* _Records for this exercise_:
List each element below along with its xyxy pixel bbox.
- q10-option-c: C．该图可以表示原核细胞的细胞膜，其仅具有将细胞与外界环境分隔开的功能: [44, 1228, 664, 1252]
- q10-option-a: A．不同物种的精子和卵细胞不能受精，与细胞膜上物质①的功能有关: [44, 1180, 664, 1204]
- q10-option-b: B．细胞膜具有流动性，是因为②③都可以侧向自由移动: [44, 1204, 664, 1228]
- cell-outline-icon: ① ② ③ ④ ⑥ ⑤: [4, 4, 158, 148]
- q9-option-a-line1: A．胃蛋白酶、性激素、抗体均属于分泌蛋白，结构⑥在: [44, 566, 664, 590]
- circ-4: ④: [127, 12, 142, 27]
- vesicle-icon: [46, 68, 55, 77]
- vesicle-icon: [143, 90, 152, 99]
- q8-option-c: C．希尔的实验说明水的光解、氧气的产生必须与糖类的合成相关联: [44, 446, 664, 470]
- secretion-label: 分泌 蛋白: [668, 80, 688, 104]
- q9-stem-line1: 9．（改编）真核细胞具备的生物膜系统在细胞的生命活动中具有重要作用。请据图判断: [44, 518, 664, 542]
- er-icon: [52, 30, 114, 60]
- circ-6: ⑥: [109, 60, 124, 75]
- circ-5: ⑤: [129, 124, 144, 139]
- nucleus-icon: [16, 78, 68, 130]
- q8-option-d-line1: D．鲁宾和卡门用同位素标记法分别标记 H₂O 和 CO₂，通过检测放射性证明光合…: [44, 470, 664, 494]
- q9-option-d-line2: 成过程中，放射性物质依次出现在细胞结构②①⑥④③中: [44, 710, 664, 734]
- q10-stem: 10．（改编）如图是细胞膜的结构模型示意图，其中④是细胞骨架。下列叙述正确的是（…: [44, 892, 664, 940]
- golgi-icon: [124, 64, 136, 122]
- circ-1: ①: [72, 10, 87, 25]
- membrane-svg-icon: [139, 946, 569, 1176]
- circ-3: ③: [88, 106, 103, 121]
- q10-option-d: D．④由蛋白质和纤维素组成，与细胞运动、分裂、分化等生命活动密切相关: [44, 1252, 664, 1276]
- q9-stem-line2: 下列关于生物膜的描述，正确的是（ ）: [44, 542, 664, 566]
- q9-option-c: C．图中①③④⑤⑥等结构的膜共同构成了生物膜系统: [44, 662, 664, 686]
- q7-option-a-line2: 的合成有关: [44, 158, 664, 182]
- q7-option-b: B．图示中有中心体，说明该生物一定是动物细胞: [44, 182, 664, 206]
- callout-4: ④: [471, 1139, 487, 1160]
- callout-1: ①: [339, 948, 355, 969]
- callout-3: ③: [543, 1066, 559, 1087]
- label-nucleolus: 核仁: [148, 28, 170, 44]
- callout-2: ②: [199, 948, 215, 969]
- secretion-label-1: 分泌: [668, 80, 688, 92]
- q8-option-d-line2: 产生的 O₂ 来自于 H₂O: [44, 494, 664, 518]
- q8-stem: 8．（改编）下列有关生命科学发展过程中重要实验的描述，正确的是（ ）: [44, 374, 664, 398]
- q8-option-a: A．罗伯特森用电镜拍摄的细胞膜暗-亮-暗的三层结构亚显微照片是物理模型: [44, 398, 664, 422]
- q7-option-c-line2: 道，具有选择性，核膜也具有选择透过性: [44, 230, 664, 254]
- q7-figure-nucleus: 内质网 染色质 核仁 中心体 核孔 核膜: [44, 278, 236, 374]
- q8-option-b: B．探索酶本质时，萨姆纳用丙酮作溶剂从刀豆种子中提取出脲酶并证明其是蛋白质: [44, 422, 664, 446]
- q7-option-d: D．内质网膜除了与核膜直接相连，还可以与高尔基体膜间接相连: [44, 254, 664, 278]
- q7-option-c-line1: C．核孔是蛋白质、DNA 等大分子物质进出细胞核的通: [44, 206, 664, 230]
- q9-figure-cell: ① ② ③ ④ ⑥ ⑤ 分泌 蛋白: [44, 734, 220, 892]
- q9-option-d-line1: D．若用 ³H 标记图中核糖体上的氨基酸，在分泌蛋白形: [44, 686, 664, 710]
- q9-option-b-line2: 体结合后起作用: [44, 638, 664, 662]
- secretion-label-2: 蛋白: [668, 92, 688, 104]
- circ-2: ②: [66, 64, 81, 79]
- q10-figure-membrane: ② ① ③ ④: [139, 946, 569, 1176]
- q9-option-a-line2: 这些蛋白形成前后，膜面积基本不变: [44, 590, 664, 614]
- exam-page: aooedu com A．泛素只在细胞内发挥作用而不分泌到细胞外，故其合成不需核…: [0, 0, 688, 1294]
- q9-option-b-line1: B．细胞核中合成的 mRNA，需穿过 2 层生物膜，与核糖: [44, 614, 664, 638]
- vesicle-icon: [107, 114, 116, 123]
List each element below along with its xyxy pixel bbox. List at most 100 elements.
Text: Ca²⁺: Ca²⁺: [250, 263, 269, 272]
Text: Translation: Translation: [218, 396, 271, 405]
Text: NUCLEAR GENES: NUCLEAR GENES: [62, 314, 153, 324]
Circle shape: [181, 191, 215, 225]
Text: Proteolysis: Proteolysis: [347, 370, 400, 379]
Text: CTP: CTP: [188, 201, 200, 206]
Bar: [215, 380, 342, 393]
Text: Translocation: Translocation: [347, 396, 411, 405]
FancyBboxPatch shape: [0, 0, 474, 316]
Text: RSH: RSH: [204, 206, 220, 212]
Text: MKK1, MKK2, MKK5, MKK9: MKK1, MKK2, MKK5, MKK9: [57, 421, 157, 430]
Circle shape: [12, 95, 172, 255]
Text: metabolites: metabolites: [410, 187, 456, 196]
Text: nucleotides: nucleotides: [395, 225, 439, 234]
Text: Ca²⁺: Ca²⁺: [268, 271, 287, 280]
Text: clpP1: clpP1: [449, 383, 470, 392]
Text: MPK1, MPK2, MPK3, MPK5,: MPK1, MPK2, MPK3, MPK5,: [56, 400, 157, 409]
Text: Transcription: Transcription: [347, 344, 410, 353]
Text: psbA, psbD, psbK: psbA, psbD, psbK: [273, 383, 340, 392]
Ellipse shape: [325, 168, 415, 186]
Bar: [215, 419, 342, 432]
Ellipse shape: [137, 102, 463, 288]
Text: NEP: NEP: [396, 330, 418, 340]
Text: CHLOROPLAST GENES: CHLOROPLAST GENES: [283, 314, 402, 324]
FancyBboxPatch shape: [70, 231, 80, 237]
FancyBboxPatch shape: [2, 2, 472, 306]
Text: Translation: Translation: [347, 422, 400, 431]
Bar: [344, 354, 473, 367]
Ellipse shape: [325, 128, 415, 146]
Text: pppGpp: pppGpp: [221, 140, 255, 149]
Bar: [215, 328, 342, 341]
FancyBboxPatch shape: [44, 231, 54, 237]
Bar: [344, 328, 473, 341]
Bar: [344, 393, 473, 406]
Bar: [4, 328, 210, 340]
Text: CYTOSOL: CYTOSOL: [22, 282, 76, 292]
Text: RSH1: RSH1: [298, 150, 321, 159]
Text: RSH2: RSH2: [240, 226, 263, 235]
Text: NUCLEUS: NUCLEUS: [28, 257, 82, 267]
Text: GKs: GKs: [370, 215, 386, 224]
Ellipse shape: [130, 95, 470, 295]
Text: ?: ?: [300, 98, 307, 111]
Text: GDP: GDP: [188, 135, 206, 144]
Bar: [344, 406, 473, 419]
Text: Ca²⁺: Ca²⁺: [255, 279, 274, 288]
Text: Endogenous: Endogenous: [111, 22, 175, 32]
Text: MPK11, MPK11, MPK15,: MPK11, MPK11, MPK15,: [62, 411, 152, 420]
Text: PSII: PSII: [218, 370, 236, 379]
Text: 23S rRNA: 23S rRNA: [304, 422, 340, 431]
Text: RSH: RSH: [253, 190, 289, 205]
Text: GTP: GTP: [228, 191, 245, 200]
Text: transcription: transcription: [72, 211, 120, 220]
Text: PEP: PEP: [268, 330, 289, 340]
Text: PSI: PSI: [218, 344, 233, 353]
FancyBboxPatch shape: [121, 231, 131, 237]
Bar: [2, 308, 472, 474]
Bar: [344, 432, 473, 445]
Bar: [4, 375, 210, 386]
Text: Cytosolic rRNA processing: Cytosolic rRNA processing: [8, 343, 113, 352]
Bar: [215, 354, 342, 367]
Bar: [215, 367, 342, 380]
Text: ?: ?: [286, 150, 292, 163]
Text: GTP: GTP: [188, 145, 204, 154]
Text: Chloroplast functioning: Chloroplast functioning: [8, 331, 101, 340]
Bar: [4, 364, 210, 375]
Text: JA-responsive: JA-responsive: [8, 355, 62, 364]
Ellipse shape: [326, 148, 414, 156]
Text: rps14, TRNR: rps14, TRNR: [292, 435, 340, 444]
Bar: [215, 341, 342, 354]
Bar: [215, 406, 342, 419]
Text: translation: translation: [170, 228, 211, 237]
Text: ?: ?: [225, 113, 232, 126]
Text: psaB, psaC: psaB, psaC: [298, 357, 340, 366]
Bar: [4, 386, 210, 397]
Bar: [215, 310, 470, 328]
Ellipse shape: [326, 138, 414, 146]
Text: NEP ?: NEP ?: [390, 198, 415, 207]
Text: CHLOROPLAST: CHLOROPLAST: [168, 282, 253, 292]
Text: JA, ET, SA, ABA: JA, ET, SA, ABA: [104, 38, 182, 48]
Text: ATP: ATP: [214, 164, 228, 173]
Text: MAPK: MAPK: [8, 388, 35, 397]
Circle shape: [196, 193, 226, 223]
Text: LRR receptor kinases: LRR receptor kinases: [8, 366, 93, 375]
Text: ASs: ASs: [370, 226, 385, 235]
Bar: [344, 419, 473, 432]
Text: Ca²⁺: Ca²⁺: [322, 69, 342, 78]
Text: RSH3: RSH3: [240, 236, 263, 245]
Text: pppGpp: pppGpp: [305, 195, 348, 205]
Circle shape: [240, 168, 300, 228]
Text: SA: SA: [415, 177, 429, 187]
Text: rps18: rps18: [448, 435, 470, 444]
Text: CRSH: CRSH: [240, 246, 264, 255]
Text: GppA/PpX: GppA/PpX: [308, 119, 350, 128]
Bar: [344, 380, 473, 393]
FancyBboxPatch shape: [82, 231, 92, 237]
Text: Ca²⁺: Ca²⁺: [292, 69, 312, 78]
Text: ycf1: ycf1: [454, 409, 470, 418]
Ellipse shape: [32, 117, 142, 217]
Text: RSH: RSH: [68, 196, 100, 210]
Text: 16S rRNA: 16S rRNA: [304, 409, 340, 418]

* _Problem description_: Every line in the entries above that mentions the word "cell" must be shown.

* _The completed task_:
- cell-outline-icon: ① ② ③ ④ ⑥ ⑤: [4, 4, 158, 148]
- q9-figure-cell: ① ② ③ ④ ⑥ ⑤ 分泌 蛋白: [44, 734, 220, 892]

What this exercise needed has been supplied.